* [Task prompt]: Reproduce every entry exactly, without alteration.
**** Extracted data
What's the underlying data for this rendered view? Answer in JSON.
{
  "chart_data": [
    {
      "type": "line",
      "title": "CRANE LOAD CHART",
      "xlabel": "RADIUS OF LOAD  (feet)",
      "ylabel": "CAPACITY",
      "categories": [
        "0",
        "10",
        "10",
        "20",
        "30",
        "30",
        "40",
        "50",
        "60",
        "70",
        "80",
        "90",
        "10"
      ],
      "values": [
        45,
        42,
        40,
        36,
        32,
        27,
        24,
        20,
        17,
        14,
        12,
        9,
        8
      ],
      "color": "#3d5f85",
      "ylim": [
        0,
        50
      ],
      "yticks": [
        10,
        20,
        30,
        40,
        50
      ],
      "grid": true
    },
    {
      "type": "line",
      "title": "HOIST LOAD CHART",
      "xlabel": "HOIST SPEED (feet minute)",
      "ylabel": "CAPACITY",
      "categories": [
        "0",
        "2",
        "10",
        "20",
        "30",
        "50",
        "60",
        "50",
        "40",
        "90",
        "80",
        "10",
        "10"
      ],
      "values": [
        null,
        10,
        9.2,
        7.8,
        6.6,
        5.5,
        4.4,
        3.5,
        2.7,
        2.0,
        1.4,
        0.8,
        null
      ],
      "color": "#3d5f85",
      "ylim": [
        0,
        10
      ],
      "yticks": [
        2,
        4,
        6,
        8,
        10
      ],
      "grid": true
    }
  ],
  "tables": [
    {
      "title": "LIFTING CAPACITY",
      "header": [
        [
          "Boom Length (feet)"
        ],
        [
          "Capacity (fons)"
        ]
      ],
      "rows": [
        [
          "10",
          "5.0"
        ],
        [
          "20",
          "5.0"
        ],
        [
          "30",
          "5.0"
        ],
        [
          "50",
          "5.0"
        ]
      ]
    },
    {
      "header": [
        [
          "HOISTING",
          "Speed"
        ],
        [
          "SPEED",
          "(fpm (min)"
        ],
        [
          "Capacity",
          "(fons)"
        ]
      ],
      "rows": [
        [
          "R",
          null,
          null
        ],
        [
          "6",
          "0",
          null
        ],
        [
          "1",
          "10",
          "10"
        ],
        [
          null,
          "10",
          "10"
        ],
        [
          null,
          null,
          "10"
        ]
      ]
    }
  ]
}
********
* [Result of the task]:
What's the underlying data for this rendered view? Answer in JSON.
{
  "chart_data": [
    {
      "type": "line",
      "title": "CRANE LOAD CHART",
      "xlabel": "RADIUS OF LOAD  (feet)",
      "ylabel": "CAPACITY",
      "categories": [
        "0",
        "10",
        "10",
        "20",
        "30",
        "30",
        "40",
        "50",
        "60",
        "70",
        "80",
        "90",
        "10"
      ],
      "values": [
        45,
        42,
        40,
        36,
        32,
        27,
        24,
        20,
        17,
        14,
        12,
        9,
        8
      ],
      "color": "#3d5f85",
      "ylim": [
        0,
        50
      ],
      "yticks": [
        10,
        20,
        30,
        40,
        50
      ],
      "grid": true
    },
    {
      "type": "line",
      "title": "HOIST LOAD CHART",
      "xlabel": "HOIST SPEED (feet minute)",
      "ylabel": "CAPACITY",
      "categories": [
        "0",
        "2",
        "10",
        "20",
        "30",
        "50",
        "60",
        "50",
        "40",
        "90",
        "80",
        "10",
        "10"
      ],
      "values": [
        null,
        10,
        9.2,
        7.8,
        6.6,
        5.5,
        4.4,
        3.5,
        2.7,
        2.0,
        1.4,
        0.8,
        null
      ],
      "color": "#3d5f85",
      "ylim": [
        0,
        10
      ],
      "yticks": [
        2,
        4,
        6,
        8,
        10
      ],
      "grid": true
    }
  ],
  "tables": [
    {
      "title": "LIFTING CAPACITY",
      "header": [
        [
          "Boom Length (feet)"
        ],
        [
          "Capacity (fons)"
        ]
      ],
      "rows": [
        [
          "10",
          "5.0"
        ],
        [
          "20",
          "5.0"
        ],
        [
          "30",
          "5.0"
        ],
        [
          "50",
          "5.0"
        ]
      ]
    },
    {
      "header": [
        [
          "HOISTING",
          "Speed"
        ],
        [
          "SPEED",
          "(fpm (min)"
        ],
        [
          "Capacity",
          "(fons)"
        ]
      ],
      "rows": [
        [
          "R",
          null,
          null
        ],
        [
          "6",
          "0",
          null
        ],
        [
          "1",
          "10",
          "10"
        ],
        [
          null,
          "10",
          "10"
        ],
        [
          null,
          null,
          "10"
        ]
      ]
    }
  ]
}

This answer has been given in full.